Directions >>
Go through the lines below and copy each one that holds the string "accent".

====

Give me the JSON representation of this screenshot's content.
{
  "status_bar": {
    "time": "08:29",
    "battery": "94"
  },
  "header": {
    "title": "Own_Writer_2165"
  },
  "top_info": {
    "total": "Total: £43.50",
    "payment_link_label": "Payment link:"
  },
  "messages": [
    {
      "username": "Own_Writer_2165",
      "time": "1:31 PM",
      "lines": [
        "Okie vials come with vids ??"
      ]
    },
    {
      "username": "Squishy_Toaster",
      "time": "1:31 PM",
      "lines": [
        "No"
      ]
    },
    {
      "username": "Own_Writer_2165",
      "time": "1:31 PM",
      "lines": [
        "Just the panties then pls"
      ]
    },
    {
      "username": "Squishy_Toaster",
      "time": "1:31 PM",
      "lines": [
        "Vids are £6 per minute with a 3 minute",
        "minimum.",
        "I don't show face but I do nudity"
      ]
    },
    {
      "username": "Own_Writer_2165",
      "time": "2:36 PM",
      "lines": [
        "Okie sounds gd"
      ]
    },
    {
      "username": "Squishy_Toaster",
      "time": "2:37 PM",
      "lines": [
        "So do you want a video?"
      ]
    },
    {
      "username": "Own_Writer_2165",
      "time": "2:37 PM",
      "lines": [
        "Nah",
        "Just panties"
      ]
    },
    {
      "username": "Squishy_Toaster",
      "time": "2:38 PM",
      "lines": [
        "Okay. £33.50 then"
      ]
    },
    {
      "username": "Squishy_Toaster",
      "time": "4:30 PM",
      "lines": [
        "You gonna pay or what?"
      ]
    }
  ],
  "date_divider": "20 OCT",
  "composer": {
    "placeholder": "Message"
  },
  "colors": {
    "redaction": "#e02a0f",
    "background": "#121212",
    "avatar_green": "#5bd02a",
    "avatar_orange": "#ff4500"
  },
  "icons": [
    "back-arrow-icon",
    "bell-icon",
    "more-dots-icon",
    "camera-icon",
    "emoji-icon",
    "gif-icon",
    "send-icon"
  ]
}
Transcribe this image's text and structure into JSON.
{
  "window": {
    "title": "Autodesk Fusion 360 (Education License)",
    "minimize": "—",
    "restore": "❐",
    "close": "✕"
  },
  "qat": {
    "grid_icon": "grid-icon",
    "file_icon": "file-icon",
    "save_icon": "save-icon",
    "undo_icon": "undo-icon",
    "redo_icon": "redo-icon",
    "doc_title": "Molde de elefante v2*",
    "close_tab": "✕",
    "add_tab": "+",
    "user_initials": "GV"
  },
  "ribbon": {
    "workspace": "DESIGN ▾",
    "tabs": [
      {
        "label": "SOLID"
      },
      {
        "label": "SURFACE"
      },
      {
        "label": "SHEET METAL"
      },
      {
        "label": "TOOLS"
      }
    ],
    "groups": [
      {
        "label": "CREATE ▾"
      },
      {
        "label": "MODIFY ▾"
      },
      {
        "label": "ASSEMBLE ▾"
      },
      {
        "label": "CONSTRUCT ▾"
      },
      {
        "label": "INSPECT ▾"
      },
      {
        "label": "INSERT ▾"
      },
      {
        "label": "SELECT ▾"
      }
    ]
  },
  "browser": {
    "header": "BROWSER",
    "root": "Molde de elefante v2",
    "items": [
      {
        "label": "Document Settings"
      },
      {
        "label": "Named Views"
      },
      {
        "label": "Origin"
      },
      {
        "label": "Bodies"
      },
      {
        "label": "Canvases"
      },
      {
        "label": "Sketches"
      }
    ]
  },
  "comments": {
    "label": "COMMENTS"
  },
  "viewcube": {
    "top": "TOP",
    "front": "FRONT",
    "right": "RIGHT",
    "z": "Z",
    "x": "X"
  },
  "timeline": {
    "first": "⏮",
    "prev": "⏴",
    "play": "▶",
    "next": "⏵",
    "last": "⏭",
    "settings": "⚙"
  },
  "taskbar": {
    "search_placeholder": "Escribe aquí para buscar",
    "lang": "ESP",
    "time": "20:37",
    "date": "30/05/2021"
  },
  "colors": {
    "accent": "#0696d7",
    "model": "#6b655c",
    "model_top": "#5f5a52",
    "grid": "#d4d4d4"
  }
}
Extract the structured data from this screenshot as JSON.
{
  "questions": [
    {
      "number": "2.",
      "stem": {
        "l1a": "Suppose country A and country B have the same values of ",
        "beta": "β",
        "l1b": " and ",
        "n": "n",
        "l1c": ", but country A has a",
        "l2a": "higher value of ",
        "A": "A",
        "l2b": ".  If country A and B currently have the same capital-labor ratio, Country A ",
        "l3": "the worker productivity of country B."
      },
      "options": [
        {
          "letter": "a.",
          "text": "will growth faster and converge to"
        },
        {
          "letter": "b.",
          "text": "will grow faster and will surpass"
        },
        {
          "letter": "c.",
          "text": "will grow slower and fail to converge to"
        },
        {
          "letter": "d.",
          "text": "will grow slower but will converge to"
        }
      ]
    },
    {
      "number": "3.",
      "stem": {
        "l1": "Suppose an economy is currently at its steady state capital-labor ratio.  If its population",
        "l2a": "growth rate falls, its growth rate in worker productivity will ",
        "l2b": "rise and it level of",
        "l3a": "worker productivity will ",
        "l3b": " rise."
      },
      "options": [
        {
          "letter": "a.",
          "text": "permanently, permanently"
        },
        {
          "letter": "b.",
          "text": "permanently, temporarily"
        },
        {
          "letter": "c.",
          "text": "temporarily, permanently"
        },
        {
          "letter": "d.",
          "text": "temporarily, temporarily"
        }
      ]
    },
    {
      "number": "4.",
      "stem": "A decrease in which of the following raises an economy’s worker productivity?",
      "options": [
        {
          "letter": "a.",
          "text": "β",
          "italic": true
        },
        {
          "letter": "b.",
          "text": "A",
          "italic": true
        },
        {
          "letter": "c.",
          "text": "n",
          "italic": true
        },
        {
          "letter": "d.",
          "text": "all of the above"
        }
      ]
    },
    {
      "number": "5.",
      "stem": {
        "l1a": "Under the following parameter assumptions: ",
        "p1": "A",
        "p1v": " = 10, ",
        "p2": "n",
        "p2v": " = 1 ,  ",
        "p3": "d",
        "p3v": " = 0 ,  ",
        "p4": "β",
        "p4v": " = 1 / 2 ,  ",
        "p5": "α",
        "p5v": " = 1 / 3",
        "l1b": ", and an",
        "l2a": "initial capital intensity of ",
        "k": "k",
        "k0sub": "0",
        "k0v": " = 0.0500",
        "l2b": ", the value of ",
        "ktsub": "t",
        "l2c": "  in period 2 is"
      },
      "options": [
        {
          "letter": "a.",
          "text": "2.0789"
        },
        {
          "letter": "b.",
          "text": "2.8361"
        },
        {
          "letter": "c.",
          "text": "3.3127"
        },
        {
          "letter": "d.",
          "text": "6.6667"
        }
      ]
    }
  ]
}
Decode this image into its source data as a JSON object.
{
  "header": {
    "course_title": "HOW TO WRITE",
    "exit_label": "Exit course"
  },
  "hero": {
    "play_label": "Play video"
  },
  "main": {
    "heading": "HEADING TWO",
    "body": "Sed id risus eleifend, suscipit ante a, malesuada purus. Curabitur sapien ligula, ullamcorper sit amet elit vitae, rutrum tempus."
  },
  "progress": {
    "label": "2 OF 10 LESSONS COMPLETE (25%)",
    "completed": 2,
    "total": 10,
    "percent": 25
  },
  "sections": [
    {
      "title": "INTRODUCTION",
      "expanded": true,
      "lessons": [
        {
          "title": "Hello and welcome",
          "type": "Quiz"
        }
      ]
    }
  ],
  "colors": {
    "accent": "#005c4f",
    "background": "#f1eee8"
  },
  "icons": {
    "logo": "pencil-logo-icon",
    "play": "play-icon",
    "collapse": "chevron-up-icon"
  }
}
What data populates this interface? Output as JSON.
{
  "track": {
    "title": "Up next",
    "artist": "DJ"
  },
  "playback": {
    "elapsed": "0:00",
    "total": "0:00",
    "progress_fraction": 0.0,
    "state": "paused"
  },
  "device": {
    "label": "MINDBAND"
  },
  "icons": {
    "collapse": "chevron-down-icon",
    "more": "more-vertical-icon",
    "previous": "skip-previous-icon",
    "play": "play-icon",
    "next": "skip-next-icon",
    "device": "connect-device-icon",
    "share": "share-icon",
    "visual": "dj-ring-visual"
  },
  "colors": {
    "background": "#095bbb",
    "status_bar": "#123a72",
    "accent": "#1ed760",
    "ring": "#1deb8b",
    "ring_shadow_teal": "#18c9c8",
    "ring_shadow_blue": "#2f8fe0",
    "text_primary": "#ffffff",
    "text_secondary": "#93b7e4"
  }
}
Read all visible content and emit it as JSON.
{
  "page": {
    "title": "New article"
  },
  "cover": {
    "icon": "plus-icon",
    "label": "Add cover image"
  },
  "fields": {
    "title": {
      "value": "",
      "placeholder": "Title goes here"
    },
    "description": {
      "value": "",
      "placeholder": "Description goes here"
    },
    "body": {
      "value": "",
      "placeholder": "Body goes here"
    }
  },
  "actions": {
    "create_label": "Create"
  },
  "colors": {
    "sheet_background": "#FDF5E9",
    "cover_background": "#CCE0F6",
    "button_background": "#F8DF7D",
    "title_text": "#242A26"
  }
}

====

Response >>
    "accent": "#0696d7",
    "accent": "#005c4f",
    "accent": "#1ed760",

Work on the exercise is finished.